Problem description: Reproduce each entry exactly as it reads. Leave the images out.

__________

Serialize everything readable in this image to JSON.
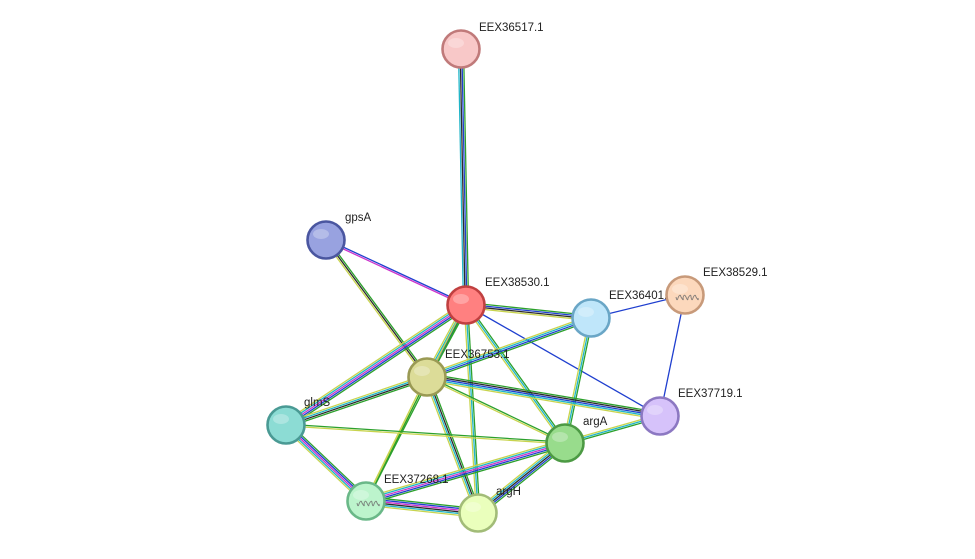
{
  "palette": {
    "neighborhood": "#2ca02c",
    "fusion": "#d62728",
    "cooccurrence": "#1f3fcf",
    "coexpression": "#2b2b2b",
    "experiments": "#cc33cc",
    "database": "#1fb5c8",
    "textmining": "#c8d44e",
    "homology": "#8b8bd8"
  },
  "nodes": [
    {
      "id": "EEX36517.1",
      "label": "EEX36517.1",
      "color": "#f8c8c8",
      "stroke": "#c07a7a",
      "icon": ""
    },
    {
      "id": "gpsA",
      "label": "gpsA",
      "color": "#98a2e0",
      "stroke": "#4a56a0",
      "icon": ""
    },
    {
      "id": "EEX38530.1",
      "label": "EEX38530.1",
      "color": "#ff8080",
      "stroke": "#c04040",
      "icon": ""
    },
    {
      "id": "EEX36401.1",
      "label": "EEX36401.1",
      "color": "#bfe6fa",
      "stroke": "#6aa6c6",
      "icon": ""
    },
    {
      "id": "EEX38529.1",
      "label": "EEX38529.1",
      "color": "#fcd8bc",
      "stroke": "#c89a7a",
      "icon": "protein-structure-icon"
    },
    {
      "id": "EEX36753.1",
      "label": "EEX36753.1",
      "color": "#dcdc98",
      "stroke": "#9a9a54",
      "icon": ""
    },
    {
      "id": "glmS",
      "label": "glmS",
      "color": "#8cdcd4",
      "stroke": "#4a9a94",
      "icon": ""
    },
    {
      "id": "EEX37719.1",
      "label": "EEX37719.1",
      "color": "#d6c2fa",
      "stroke": "#8c78c2",
      "icon": ""
    },
    {
      "id": "argA",
      "label": "argA",
      "color": "#98dc8c",
      "stroke": "#4c9a44",
      "icon": ""
    },
    {
      "id": "EEX37268.1",
      "label": "EEX37268.1",
      "color": "#bcf4cc",
      "stroke": "#6ab888",
      "icon": "protein-structure-icon"
    },
    {
      "id": "argH",
      "label": "argH",
      "color": "#eaffbc",
      "stroke": "#a2bc78",
      "icon": ""
    }
  ],
  "edges": [
    {
      "from": "EEX36517.1",
      "to": "EEX38530.1",
      "types": [
        "neighborhood",
        "cooccurrence",
        "coexpression",
        "database"
      ]
    },
    {
      "from": "gpsA",
      "to": "EEX38530.1",
      "types": [
        "cooccurrence",
        "experiments"
      ]
    },
    {
      "from": "gpsA",
      "to": "EEX36753.1",
      "types": [
        "neighborhood",
        "coexpression",
        "textmining"
      ]
    },
    {
      "from": "EEX38530.1",
      "to": "EEX36401.1",
      "types": [
        "neighborhood",
        "cooccurrence",
        "coexpression",
        "textmining"
      ]
    },
    {
      "from": "EEX38530.1",
      "to": "EEX36753.1",
      "types": [
        "neighborhood",
        "cooccurrence",
        "database",
        "textmining"
      ]
    },
    {
      "from": "EEX38530.1",
      "to": "glmS",
      "types": [
        "neighborhood",
        "cooccurrence",
        "experiments",
        "database",
        "textmining"
      ]
    },
    {
      "from": "EEX38530.1",
      "to": "EEX37719.1",
      "types": [
        "cooccurrence"
      ]
    },
    {
      "from": "EEX38530.1",
      "to": "argA",
      "types": [
        "neighborhood",
        "database",
        "textmining"
      ]
    },
    {
      "from": "EEX38530.1",
      "to": "EEX37268.1",
      "types": [
        "neighborhood",
        "textmining"
      ]
    },
    {
      "from": "EEX38530.1",
      "to": "argH",
      "types": [
        "neighborhood",
        "database",
        "textmining"
      ]
    },
    {
      "from": "EEX36401.1",
      "to": "EEX38529.1",
      "types": [
        "cooccurrence"
      ]
    },
    {
      "from": "EEX36401.1",
      "to": "EEX36753.1",
      "types": [
        "neighborhood",
        "cooccurrence",
        "database",
        "textmining"
      ]
    },
    {
      "from": "EEX36401.1",
      "to": "argA",
      "types": [
        "neighborhood",
        "database",
        "textmining"
      ]
    },
    {
      "from": "EEX38529.1",
      "to": "EEX37719.1",
      "types": [
        "cooccurrence"
      ]
    },
    {
      "from": "EEX36753.1",
      "to": "glmS",
      "types": [
        "neighborhood",
        "coexpression",
        "database",
        "textmining"
      ]
    },
    {
      "from": "EEX36753.1",
      "to": "EEX37719.1",
      "types": [
        "neighborhood",
        "coexpression",
        "cooccurrence",
        "database",
        "textmining"
      ]
    },
    {
      "from": "EEX36753.1",
      "to": "argA",
      "types": [
        "neighborhood",
        "textmining"
      ]
    },
    {
      "from": "EEX36753.1",
      "to": "EEX37268.1",
      "types": [
        "neighborhood",
        "textmining"
      ]
    },
    {
      "from": "EEX36753.1",
      "to": "argH",
      "types": [
        "neighborhood",
        "coexpression",
        "database",
        "textmining"
      ]
    },
    {
      "from": "glmS",
      "to": "EEX37268.1",
      "types": [
        "neighborhood",
        "cooccurrence",
        "experiments",
        "database",
        "textmining"
      ]
    },
    {
      "from": "glmS",
      "to": "argA",
      "types": [
        "neighborhood",
        "textmining"
      ]
    },
    {
      "from": "EEX37719.1",
      "to": "argA",
      "types": [
        "neighborhood",
        "database",
        "textmining"
      ]
    },
    {
      "from": "argA",
      "to": "EEX37268.1",
      "types": [
        "neighborhood",
        "cooccurrence",
        "experiments",
        "database",
        "textmining"
      ]
    },
    {
      "from": "argA",
      "to": "argH",
      "types": [
        "neighborhood",
        "cooccurrence",
        "coexpression",
        "database",
        "textmining"
      ]
    },
    {
      "from": "EEX37268.1",
      "to": "argH",
      "types": [
        "neighborhood",
        "cooccurrence",
        "experiments",
        "coexpression",
        "database",
        "textmining"
      ]
    }
  ]
}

__________

Task solution:
Serialize everything readable in this image to JSON.
{
  "palette": {
    "neighborhood": "#2ca02c",
    "fusion": "#d62728",
    "cooccurrence": "#1f3fcf",
    "coexpression": "#2b2b2b",
    "experiments": "#cc33cc",
    "database": "#1fb5c8",
    "textmining": "#c8d44e",
    "homology": "#8b8bd8"
  },
  "nodes": [
    {
      "id": "EEX36517.1",
      "label": "EEX36517.1",
      "color": "#f8c8c8",
      "stroke": "#c07a7a",
      "icon": ""
    },
    {
      "id": "gpsA",
      "label": "gpsA",
      "color": "#98a2e0",
      "stroke": "#4a56a0",
      "icon": ""
    },
    {
      "id": "EEX38530.1",
      "label": "EEX38530.1",
      "color": "#ff8080",
      "stroke": "#c04040",
      "icon": ""
    },
    {
      "id": "EEX36401.1",
      "label": "EEX36401.1",
      "color": "#bfe6fa",
      "stroke": "#6aa6c6",
      "icon": ""
    },
    {
      "id": "EEX38529.1",
      "label": "EEX38529.1",
      "color": "#fcd8bc",
      "stroke": "#c89a7a",
      "icon": "protein-structure-icon"
    },
    {
      "id": "EEX36753.1",
      "label": "EEX36753.1",
      "color": "#dcdc98",
      "stroke": "#9a9a54",
      "icon": ""
    },
    {
      "id": "glmS",
      "label": "glmS",
      "color": "#8cdcd4",
      "stroke": "#4a9a94",
      "icon": ""
    },
    {
      "id": "EEX37719.1",
      "label": "EEX37719.1",
      "color": "#d6c2fa",
      "stroke": "#8c78c2",
      "icon": ""
    },
    {
      "id": "argA",
      "label": "argA",
      "color": "#98dc8c",
      "stroke": "#4c9a44",
      "icon": ""
    },
    {
      "id": "EEX37268.1",
      "label": "EEX37268.1",
      "color": "#bcf4cc",
      "stroke": "#6ab888",
      "icon": "protein-structure-icon"
    },
    {
      "id": "argH",
      "label": "argH",
      "color": "#eaffbc",
      "stroke": "#a2bc78",
      "icon": ""
    }
  ],
  "edges": [
    {
      "from": "EEX36517.1",
      "to": "EEX38530.1",
      "types": [
        "neighborhood",
        "cooccurrence",
        "coexpression",
        "database"
      ]
    },
    {
      "from": "gpsA",
      "to": "EEX38530.1",
      "types": [
        "cooccurrence",
        "experiments"
      ]
    },
    {
      "from": "gpsA",
      "to": "EEX36753.1",
      "types": [
        "neighborhood",
        "coexpression",
        "textmining"
      ]
    },
    {
      "from": "EEX38530.1",
      "to": "EEX36401.1",
      "types": [
        "neighborhood",
        "cooccurrence",
        "coexpression",
        "textmining"
      ]
    },
    {
      "from": "EEX38530.1",
      "to": "EEX36753.1",
      "types": [
        "neighborhood",
        "cooccurrence",
        "database",
        "textmining"
      ]
    },
    {
      "from": "EEX38530.1",
      "to": "glmS",
      "types": [
        "neighborhood",
        "cooccurrence",
        "experiments",
        "database",
        "textmining"
      ]
    },
    {
      "from": "EEX38530.1",
      "to": "EEX37719.1",
      "types": [
        "cooccurrence"
      ]
    },
    {
      "from": "EEX38530.1",
      "to": "argA",
      "types": [
        "neighborhood",
        "database",
        "textmining"
      ]
    },
    {
      "from": "EEX38530.1",
      "to": "EEX37268.1",
      "types": [
        "neighborhood",
        "textmining"
      ]
    },
    {
      "from": "EEX38530.1",
      "to": "argH",
      "types": [
        "neighborhood",
        "database",
        "textmining"
      ]
    },
    {
      "from": "EEX36401.1",
      "to": "EEX38529.1",
      "types": [
        "cooccurrence"
      ]
    },
    {
      "from": "EEX36401.1",
      "to": "EEX36753.1",
      "types": [
        "neighborhood",
        "cooccurrence",
        "database",
        "textmining"
      ]
    },
    {
      "from": "EEX36401.1",
      "to": "argA",
      "types": [
        "neighborhood",
        "database",
        "textmining"
      ]
    },
    {
      "from": "EEX38529.1",
      "to": "EEX37719.1",
      "types": [
        "cooccurrence"
      ]
    },
    {
      "from": "EEX36753.1",
      "to": "glmS",
      "types": [
        "neighborhood",
        "coexpression",
        "database",
        "textmining"
      ]
    },
    {
      "from": "EEX36753.1",
      "to": "EEX37719.1",
      "types": [
        "neighborhood",
        "coexpression",
        "cooccurrence",
        "database",
        "textmining"
      ]
    },
    {
      "from": "EEX36753.1",
      "to": "argA",
      "types": [
        "neighborhood",
        "textmining"
      ]
    },
    {
      "from": "EEX36753.1",
      "to": "EEX37268.1",
      "types": [
        "neighborhood",
        "textmining"
      ]
    },
    {
      "from": "EEX36753.1",
      "to": "argH",
      "types": [
        "neighborhood",
        "coexpression",
        "database",
        "textmining"
      ]
    },
    {
      "from": "glmS",
      "to": "EEX37268.1",
      "types": [
        "neighborhood",
        "cooccurrence",
        "experiments",
        "database",
        "textmining"
      ]
    },
    {
      "from": "glmS",
      "to": "argA",
      "types": [
        "neighborhood",
        "textmining"
      ]
    },
    {
      "from": "EEX37719.1",
      "to": "argA",
      "types": [
        "neighborhood",
        "database",
        "textmining"
      ]
    },
    {
      "from": "argA",
      "to": "EEX37268.1",
      "types": [
        "neighborhood",
        "cooccurrence",
        "experiments",
        "database",
        "textmining"
      ]
    },
    {
      "from": "argA",
      "to": "argH",
      "types": [
        "neighborhood",
        "cooccurrence",
        "coexpression",
        "database",
        "textmining"
      ]
    },
    {
      "from": "EEX37268.1",
      "to": "argH",
      "types": [
        "neighborhood",
        "cooccurrence",
        "experiments",
        "coexpression",
        "database",
        "textmining"
      ]
    }
  ]
}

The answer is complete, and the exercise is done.